From the entries below, list each line with "time".

_DATA FOR THE TASK_.
================
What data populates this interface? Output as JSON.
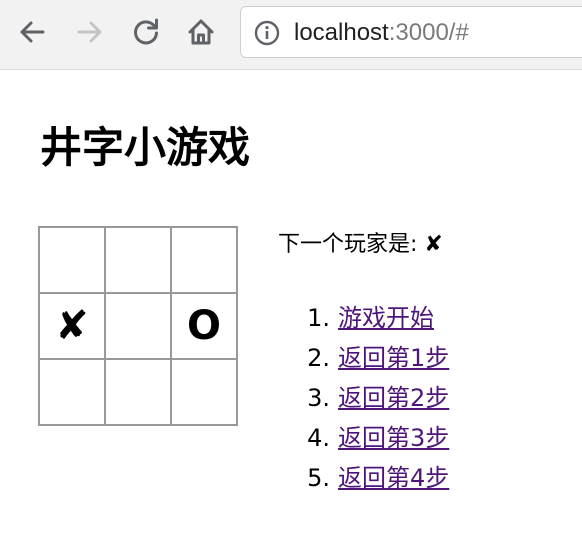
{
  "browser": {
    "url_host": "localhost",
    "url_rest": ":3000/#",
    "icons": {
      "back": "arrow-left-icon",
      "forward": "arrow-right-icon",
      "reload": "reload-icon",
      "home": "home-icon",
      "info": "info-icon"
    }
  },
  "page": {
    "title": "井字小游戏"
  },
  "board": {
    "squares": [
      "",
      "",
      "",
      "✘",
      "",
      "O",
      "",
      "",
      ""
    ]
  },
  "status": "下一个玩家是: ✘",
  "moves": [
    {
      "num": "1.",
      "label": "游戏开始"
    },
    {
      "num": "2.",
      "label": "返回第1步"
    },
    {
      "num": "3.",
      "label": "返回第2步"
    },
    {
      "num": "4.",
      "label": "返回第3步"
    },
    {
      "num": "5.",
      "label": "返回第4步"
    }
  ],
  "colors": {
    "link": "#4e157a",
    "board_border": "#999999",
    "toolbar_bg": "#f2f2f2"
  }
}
================
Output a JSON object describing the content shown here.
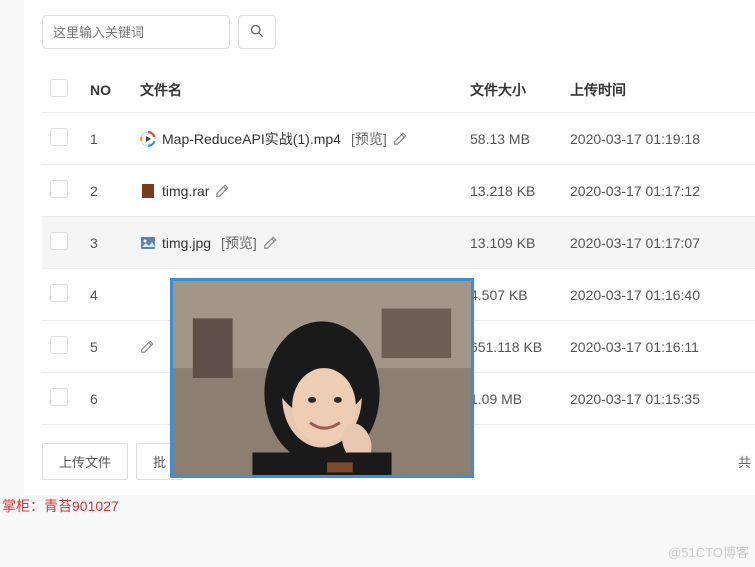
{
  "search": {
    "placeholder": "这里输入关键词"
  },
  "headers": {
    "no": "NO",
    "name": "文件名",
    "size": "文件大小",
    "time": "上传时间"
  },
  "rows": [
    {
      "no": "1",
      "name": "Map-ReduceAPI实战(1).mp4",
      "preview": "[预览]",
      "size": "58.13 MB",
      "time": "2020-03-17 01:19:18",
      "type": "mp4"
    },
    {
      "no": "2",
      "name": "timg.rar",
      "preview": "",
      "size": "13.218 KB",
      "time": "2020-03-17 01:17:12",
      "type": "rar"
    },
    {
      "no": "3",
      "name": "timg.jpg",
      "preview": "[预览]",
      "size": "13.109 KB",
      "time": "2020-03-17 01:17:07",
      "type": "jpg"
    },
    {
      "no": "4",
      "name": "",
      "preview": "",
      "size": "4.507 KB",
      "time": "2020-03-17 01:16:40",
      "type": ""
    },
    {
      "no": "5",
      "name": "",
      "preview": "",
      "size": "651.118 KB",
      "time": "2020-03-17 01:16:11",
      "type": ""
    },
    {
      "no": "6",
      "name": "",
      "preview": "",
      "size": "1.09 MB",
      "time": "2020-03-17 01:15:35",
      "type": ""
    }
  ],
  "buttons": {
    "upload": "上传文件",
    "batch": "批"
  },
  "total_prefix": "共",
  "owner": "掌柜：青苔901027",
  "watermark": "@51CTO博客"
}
================
_RESULT BELOW_.
    "time": "上传时间"
      "time": "2020-03-17 01:19:18",
      "time": "2020-03-17 01:17:12",
      "time": "2020-03-17 01:17:07",
      "time": "2020-03-17 01:16:40",
      "time": "2020-03-17 01:16:11",
      "time": "2020-03-17 01:15:35",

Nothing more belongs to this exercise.